TO BE DONE: Each entry below should be written out exactly as it is, with no pictures.

[Data records]
=====
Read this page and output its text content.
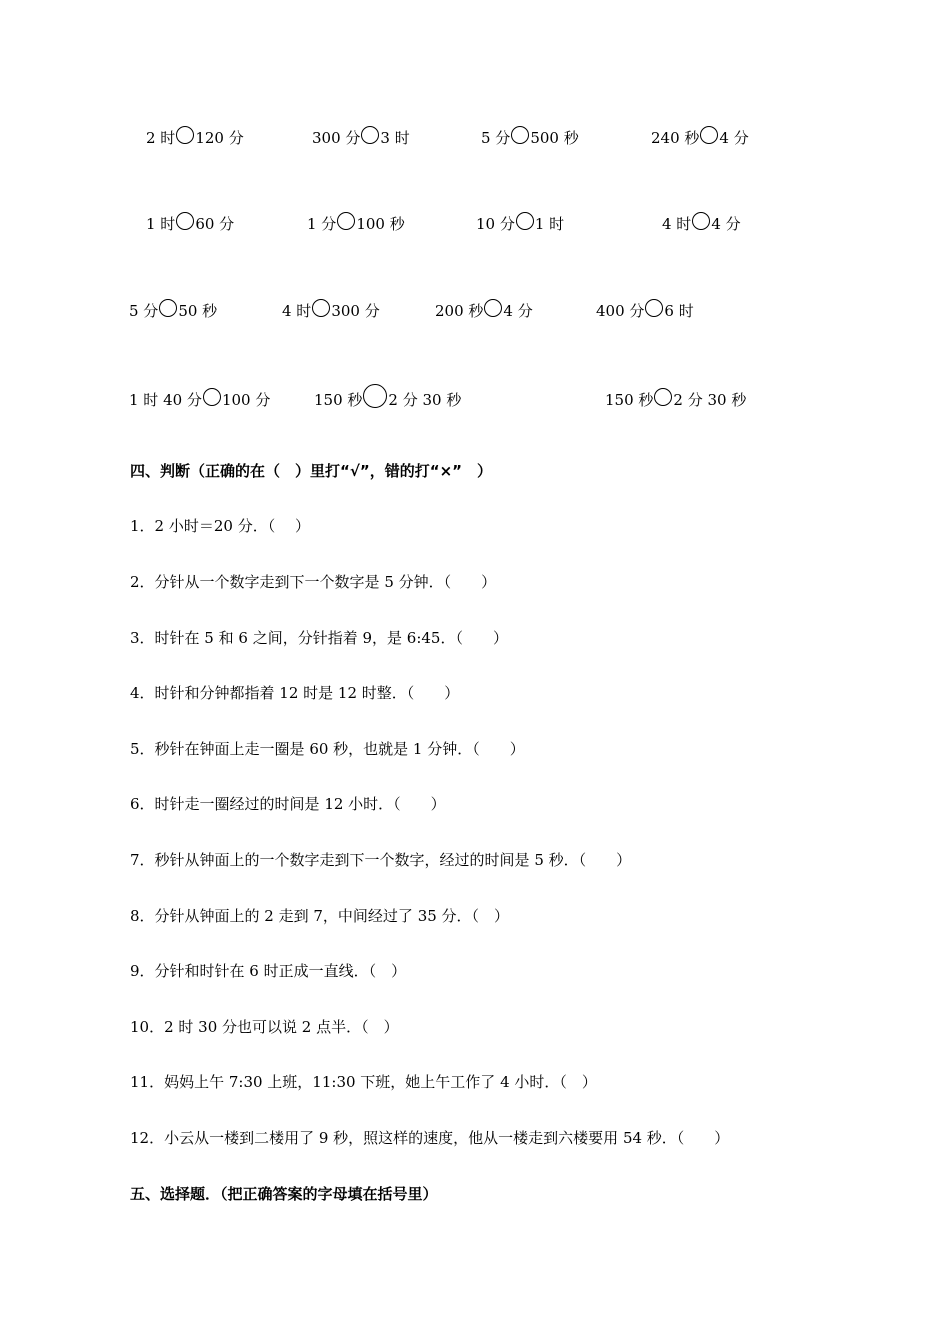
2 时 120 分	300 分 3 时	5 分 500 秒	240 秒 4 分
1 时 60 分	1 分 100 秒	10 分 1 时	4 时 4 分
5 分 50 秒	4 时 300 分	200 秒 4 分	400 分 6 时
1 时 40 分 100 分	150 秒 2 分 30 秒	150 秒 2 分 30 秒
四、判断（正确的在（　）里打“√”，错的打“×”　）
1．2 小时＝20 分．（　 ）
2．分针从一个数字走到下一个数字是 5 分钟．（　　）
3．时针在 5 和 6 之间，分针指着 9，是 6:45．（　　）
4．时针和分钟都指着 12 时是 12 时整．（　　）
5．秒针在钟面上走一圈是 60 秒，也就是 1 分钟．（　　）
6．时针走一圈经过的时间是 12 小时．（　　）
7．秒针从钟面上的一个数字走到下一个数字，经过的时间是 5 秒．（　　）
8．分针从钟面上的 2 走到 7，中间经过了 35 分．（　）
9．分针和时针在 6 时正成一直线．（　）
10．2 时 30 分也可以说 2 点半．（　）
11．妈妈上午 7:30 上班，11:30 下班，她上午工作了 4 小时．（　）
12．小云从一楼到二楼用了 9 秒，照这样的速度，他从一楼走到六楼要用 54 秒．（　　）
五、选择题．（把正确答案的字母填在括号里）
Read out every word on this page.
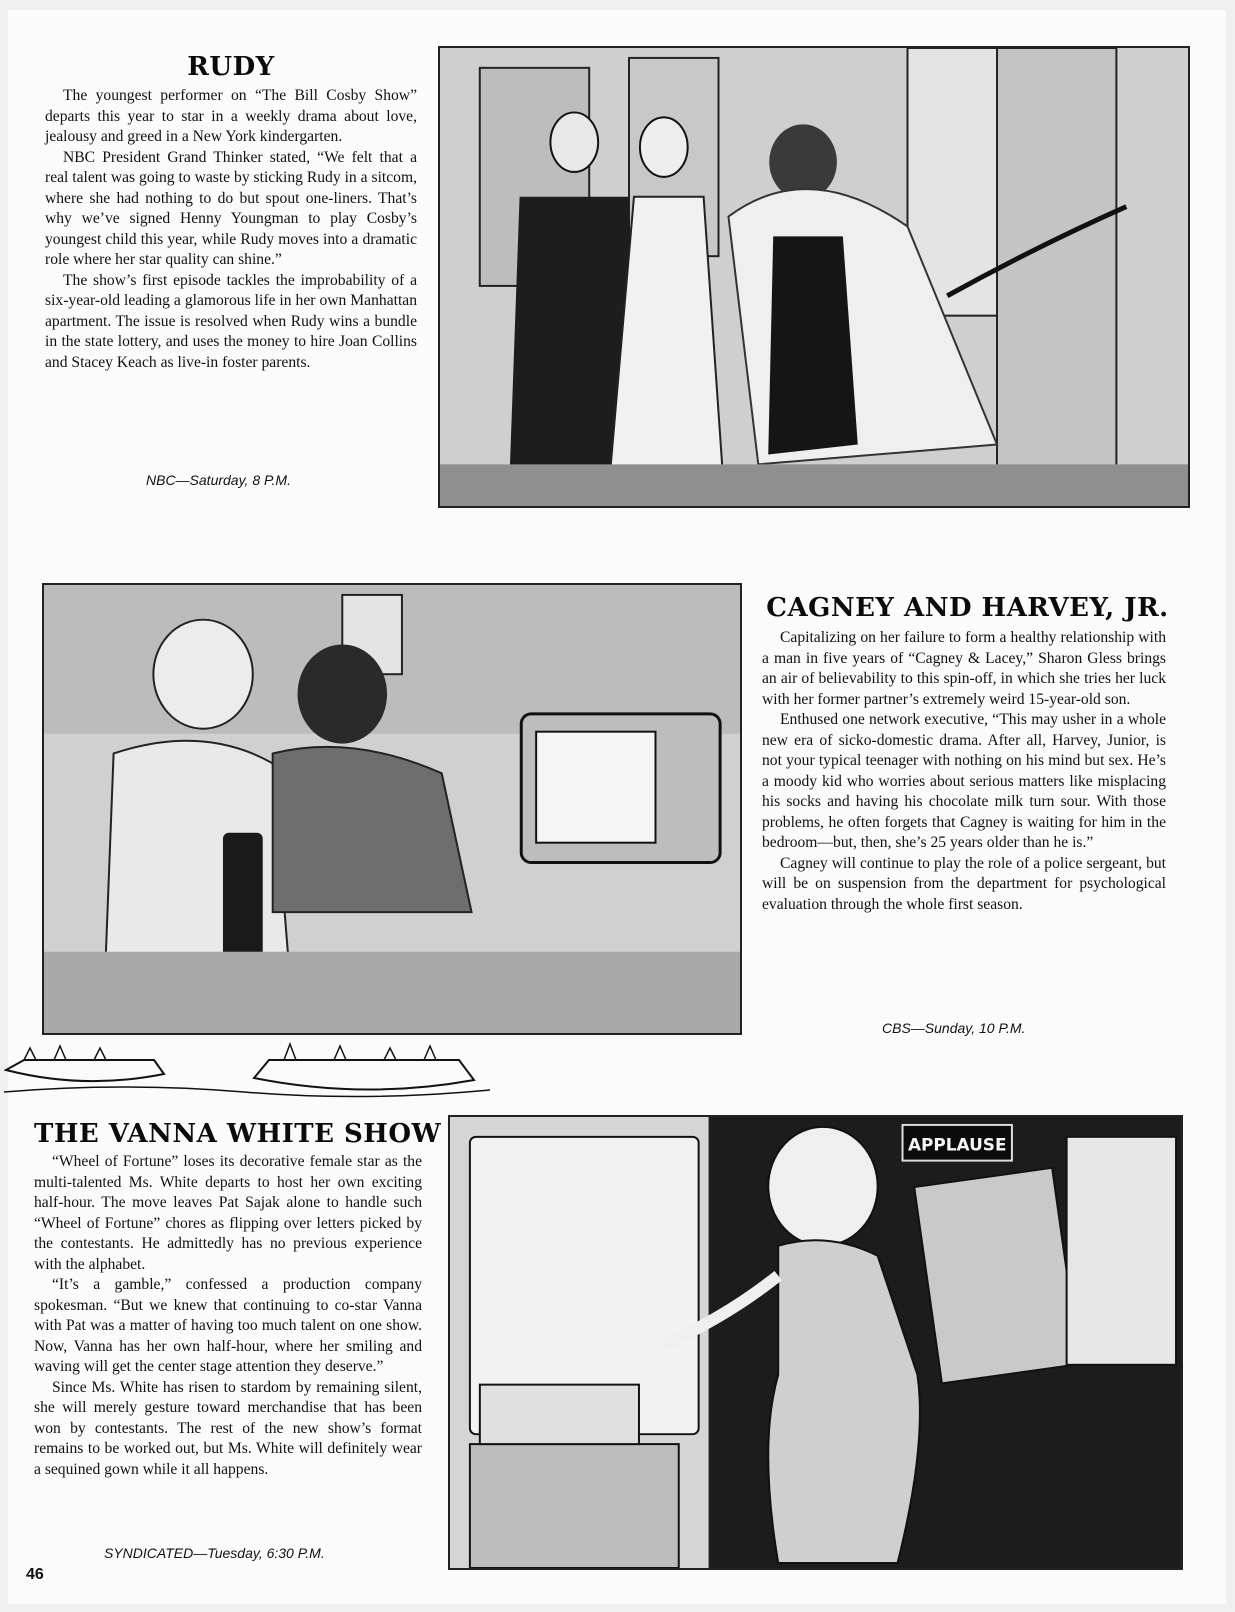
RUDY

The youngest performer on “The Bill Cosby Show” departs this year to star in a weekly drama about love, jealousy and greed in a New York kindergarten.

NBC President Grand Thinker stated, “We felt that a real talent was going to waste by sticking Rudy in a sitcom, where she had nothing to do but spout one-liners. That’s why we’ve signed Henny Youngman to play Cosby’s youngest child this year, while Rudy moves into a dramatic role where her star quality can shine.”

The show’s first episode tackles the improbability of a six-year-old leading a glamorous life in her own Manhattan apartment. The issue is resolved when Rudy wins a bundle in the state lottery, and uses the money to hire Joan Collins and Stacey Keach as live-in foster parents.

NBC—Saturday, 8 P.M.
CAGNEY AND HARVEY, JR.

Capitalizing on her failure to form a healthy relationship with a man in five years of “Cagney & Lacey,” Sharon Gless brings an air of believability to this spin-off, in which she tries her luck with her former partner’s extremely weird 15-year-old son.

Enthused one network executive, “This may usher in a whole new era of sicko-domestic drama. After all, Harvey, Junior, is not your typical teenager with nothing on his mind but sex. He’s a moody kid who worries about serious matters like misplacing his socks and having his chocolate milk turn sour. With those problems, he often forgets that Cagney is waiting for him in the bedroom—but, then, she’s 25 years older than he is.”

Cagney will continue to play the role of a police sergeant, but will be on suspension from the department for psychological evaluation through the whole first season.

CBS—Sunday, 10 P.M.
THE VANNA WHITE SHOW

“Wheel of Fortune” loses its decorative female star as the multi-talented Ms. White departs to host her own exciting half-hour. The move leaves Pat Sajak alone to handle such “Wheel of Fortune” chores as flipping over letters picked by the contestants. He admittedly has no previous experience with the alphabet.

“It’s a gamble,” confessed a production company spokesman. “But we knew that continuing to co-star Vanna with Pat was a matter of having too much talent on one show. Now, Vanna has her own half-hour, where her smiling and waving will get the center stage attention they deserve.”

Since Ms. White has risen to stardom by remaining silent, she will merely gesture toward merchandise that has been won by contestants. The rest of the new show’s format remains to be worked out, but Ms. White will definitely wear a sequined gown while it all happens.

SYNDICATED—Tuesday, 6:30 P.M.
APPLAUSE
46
=====
FINAL RESULT:
Read this page and output its text content.
2 时 120 分	300 分 3 时	5 分 500 秒	240 秒 4 分
1 时 60 分	1 分 100 秒	10 分 1 时	4 时 4 分
5 分 50 秒	4 时 300 分	200 秒 4 分	400 分 6 时
1 时 40 分 100 分	150 秒 2 分 30 秒	150 秒 2 分 30 秒
四、判断（正确的在（　）里打“√”，错的打“×”　）
1．2 小时＝20 分．（　 ）
2．分针从一个数字走到下一个数字是 5 分钟．（　　）
3．时针在 5 和 6 之间，分针指着 9，是 6:45．（　　）
4．时针和分钟都指着 12 时是 12 时整．（　　）
5．秒针在钟面上走一圈是 60 秒，也就是 1 分钟．（　　）
6．时针走一圈经过的时间是 12 小时．（　　）
7．秒针从钟面上的一个数字走到下一个数字，经过的时间是 5 秒．（　　）
8．分针从钟面上的 2 走到 7，中间经过了 35 分．（　）
9．分针和时针在 6 时正成一直线．（　）
10．2 时 30 分也可以说 2 点半．（　）
11．妈妈上午 7:30 上班，11:30 下班，她上午工作了 4 小时．（　）
12．小云从一楼到二楼用了 9 秒，照这样的速度，他从一楼走到六楼要用 54 秒．（　　）
五、选择题．（把正确答案的字母填在括号里）
Read out every word on this page.
RUDY

The youngest performer on “The Bill Cosby Show” departs this year to star in a weekly drama about love, jealousy and greed in a New York kindergarten.

NBC President Grand Thinker stated, “We felt that a real talent was going to waste by sticking Rudy in a sitcom, where she had nothing to do but spout one-liners. That’s why we’ve signed Henny Youngman to play Cosby’s youngest child this year, while Rudy moves into a dramatic role where her star quality can shine.”

The show’s first episode tackles the improbability of a six-year-old leading a glamorous life in her own Manhattan apartment. The issue is resolved when Rudy wins a bundle in the state lottery, and uses the money to hire Joan Collins and Stacey Keach as live-in foster parents.

NBC—Saturday, 8 P.M.
CAGNEY AND HARVEY, JR.

Capitalizing on her failure to form a healthy relationship with a man in five years of “Cagney & Lacey,” Sharon Gless brings an air of believability to this spin-off, in which she tries her luck with her former partner’s extremely weird 15-year-old son.

Enthused one network executive, “This may usher in a whole new era of sicko-domestic drama. After all, Harvey, Junior, is not your typical teenager with nothing on his mind but sex. He’s a moody kid who worries about serious matters like misplacing his socks and having his chocolate milk turn sour. With those problems, he often forgets that Cagney is waiting for him in the bedroom—but, then, she’s 25 years older than he is.”

Cagney will continue to play the role of a police sergeant, but will be on suspension from the department for psychological evaluation through the whole first season.

CBS—Sunday, 10 P.M.
THE VANNA WHITE SHOW

“Wheel of Fortune” loses its decorative female star as the multi-talented Ms. White departs to host her own exciting half-hour. The move leaves Pat Sajak alone to handle such “Wheel of Fortune” chores as flipping over letters picked by the contestants. He admittedly has no previous experience with the alphabet.

“It’s a gamble,” confessed a production company spokesman. “But we knew that continuing to co-star Vanna with Pat was a matter of having too much talent on one show. Now, Vanna has her own half-hour, where her smiling and waving will get the center stage attention they deserve.”

Since Ms. White has risen to stardom by remaining silent, she will merely gesture toward merchandise that has been won by contestants. The rest of the new show’s format remains to be worked out, but Ms. White will definitely wear a sequined gown while it all happens.

SYNDICATED—Tuesday, 6:30 P.M.
APPLAUSE
46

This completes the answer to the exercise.